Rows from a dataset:
|---|
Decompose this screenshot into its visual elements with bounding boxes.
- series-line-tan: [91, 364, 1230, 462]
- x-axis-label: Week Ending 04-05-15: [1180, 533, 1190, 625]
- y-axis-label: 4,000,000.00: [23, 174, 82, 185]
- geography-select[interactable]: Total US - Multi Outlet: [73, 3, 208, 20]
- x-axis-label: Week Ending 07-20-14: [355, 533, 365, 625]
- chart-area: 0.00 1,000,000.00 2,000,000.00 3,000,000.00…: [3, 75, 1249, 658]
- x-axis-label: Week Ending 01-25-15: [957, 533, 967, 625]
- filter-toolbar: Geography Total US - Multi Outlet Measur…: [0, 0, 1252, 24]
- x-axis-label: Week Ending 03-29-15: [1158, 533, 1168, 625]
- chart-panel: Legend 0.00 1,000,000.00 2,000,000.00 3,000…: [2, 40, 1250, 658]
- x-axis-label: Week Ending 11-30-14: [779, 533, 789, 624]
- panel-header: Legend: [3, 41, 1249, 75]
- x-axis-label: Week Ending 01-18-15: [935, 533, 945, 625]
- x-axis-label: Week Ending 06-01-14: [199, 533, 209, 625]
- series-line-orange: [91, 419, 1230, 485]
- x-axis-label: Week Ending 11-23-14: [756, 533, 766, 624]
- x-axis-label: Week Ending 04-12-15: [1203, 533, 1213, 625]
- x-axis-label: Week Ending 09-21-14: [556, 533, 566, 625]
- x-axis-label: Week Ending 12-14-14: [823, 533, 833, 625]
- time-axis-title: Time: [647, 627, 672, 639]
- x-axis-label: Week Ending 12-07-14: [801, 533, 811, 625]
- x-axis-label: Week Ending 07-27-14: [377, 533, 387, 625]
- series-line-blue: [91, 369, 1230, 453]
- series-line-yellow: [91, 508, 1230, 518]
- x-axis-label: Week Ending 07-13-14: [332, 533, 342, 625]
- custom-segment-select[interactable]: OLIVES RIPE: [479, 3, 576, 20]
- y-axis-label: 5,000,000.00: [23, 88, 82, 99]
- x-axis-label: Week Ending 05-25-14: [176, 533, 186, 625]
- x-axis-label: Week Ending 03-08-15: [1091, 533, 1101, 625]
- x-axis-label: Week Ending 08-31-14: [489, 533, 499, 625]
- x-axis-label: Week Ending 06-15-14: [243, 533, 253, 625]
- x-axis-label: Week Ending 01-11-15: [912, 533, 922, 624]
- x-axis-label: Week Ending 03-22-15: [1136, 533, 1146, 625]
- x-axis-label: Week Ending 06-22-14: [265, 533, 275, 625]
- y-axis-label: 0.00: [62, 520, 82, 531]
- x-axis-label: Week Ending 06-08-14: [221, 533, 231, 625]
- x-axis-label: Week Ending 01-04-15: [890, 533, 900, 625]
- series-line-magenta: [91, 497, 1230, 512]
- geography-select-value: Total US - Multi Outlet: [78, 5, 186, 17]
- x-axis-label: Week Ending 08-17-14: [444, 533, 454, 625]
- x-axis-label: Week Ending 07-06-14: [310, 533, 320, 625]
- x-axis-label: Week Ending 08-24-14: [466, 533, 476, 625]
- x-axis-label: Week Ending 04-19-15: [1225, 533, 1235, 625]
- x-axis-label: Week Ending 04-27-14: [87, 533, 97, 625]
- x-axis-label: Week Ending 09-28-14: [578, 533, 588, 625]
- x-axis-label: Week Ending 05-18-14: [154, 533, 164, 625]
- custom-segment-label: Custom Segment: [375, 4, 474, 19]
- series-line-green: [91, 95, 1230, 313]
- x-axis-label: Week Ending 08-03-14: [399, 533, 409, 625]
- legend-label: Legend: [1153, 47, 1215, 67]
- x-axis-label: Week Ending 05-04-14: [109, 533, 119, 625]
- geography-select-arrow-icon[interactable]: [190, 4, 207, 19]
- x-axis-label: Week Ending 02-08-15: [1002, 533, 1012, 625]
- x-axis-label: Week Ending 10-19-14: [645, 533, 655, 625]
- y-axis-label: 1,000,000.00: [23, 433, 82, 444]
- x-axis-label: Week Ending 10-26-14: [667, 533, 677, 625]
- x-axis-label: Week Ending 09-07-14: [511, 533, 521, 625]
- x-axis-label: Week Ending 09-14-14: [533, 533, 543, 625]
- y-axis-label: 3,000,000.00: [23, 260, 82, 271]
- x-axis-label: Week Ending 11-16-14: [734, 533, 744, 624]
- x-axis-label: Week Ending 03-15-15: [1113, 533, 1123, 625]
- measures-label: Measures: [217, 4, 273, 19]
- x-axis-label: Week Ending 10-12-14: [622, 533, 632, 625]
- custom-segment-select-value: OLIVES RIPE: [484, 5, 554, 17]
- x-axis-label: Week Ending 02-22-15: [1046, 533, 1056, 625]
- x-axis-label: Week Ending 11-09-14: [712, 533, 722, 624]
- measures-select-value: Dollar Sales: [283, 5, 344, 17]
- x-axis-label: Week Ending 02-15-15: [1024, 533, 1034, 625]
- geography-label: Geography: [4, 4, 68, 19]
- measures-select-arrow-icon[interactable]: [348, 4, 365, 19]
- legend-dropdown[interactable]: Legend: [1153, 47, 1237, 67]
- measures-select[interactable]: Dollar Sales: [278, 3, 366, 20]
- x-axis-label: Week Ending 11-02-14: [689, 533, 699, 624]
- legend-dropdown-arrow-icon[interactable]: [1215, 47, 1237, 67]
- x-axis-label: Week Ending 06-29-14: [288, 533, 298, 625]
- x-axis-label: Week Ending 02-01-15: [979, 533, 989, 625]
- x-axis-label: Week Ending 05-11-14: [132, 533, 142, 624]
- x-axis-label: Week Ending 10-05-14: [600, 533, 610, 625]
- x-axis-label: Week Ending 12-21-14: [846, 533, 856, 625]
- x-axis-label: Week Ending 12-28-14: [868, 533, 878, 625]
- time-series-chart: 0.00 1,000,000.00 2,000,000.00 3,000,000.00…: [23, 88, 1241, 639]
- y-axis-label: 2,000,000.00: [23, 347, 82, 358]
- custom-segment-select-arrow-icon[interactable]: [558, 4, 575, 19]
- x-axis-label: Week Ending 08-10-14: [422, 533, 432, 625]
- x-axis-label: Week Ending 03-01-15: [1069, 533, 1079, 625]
|---|
### Exercise task
How many lines in the items above contain the string "Total"? Case counts; reply with the number alone.

### Solution to this task
3